Data items:
━━━━━━━━━━━━━━━━━━━━━━━━━━━━━━
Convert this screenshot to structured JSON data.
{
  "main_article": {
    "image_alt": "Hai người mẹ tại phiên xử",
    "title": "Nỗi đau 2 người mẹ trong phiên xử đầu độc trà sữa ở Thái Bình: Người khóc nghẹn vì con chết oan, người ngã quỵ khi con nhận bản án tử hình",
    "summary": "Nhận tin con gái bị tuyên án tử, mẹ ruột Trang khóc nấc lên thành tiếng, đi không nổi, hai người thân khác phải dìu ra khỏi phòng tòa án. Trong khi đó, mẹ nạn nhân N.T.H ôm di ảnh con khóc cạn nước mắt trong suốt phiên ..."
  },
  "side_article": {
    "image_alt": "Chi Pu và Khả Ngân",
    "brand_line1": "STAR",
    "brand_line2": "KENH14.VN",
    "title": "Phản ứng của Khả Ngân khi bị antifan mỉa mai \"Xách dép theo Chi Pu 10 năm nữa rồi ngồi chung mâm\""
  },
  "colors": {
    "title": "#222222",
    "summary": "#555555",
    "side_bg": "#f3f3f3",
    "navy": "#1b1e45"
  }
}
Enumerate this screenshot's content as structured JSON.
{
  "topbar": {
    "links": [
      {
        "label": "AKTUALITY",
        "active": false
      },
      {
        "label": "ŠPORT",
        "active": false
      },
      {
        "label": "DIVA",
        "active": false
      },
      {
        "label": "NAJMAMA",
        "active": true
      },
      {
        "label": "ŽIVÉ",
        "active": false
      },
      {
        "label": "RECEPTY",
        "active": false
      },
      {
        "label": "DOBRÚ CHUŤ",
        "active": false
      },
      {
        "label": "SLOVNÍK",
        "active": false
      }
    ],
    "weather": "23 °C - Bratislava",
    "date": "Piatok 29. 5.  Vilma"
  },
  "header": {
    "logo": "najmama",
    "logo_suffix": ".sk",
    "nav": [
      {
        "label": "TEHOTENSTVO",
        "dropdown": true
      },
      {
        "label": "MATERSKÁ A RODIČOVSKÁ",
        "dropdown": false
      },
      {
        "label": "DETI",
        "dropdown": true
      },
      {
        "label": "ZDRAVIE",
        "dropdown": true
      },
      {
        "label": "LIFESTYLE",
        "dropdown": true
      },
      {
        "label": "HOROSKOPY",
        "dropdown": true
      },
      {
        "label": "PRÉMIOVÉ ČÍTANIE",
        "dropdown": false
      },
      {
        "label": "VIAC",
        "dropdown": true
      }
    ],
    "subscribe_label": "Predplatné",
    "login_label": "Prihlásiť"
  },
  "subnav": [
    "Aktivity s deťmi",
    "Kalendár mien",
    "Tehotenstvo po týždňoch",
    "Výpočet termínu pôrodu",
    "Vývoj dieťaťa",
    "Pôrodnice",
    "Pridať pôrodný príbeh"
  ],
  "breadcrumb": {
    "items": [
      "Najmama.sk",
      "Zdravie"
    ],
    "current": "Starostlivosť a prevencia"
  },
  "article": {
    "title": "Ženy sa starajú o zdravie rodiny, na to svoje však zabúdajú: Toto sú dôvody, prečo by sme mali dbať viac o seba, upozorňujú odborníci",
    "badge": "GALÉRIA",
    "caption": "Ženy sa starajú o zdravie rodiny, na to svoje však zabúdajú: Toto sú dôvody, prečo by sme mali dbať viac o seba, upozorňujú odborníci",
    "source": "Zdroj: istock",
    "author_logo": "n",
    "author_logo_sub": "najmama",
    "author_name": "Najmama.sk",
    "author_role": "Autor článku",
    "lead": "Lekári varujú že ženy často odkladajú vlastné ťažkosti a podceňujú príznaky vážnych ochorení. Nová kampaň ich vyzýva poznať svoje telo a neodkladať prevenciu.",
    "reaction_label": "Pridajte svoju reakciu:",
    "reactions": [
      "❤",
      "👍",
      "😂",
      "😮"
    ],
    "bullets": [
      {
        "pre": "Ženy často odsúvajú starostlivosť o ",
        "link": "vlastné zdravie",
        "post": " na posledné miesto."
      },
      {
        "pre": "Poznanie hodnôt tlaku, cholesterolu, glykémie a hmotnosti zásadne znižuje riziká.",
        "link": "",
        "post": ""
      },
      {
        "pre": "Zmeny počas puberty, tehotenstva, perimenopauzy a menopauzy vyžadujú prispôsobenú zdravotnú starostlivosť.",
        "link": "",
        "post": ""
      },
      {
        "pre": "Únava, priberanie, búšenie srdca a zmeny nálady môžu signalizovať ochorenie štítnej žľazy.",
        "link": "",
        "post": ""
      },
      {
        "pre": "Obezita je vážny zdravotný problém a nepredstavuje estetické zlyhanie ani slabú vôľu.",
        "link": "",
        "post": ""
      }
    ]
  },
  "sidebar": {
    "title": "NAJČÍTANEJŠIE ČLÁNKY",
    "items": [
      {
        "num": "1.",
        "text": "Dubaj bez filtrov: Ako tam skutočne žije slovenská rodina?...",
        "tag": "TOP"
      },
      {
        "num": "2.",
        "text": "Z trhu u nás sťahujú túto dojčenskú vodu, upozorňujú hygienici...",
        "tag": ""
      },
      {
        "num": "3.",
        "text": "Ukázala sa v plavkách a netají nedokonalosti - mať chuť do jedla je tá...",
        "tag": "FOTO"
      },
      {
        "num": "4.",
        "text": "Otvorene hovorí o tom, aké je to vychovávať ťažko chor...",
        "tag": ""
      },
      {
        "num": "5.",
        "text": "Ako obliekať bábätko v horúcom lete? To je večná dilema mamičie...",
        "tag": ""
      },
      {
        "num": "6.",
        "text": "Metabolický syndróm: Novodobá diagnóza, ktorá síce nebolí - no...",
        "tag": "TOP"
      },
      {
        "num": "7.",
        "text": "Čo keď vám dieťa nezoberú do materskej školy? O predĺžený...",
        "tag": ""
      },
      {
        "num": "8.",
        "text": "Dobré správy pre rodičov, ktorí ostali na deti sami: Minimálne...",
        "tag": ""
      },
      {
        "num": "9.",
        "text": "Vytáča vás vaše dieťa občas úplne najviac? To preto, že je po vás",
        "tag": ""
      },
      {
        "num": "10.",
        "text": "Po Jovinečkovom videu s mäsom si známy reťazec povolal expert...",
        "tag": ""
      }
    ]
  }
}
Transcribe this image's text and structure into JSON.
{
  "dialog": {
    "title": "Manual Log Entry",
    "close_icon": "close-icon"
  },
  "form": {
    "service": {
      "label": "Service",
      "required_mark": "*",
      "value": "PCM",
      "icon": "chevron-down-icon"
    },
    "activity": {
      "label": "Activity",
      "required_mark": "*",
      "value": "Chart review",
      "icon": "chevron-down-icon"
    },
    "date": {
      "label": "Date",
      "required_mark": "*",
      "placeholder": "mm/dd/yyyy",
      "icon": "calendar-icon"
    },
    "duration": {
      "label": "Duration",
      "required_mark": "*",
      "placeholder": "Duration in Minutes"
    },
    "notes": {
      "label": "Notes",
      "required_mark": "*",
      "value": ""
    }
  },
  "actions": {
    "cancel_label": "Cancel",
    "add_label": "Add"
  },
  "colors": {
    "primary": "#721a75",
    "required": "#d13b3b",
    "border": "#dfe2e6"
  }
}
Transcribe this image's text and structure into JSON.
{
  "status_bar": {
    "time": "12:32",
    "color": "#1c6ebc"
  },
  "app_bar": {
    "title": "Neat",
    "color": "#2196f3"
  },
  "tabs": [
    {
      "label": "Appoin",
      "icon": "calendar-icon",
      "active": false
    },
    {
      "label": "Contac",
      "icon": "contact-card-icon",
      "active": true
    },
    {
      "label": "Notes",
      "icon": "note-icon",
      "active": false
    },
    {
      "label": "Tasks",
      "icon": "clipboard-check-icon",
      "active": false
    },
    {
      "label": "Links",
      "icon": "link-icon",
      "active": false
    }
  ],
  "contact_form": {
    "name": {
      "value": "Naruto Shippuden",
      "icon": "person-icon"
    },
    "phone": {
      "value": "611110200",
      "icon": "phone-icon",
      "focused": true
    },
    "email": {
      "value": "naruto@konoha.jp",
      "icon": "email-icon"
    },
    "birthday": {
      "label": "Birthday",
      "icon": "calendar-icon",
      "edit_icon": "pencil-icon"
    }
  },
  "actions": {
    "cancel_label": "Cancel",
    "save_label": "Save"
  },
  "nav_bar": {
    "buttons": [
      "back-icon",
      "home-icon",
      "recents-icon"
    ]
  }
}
━━━━━━━━━━━━━━━━━━━━━━━━━━━━━━
## WHAT IS EXPECTED
Of all the lines in the listing above, how many contain the word "svoje"? Answer with the number alone.

## ANSWER TO THIS TASK
3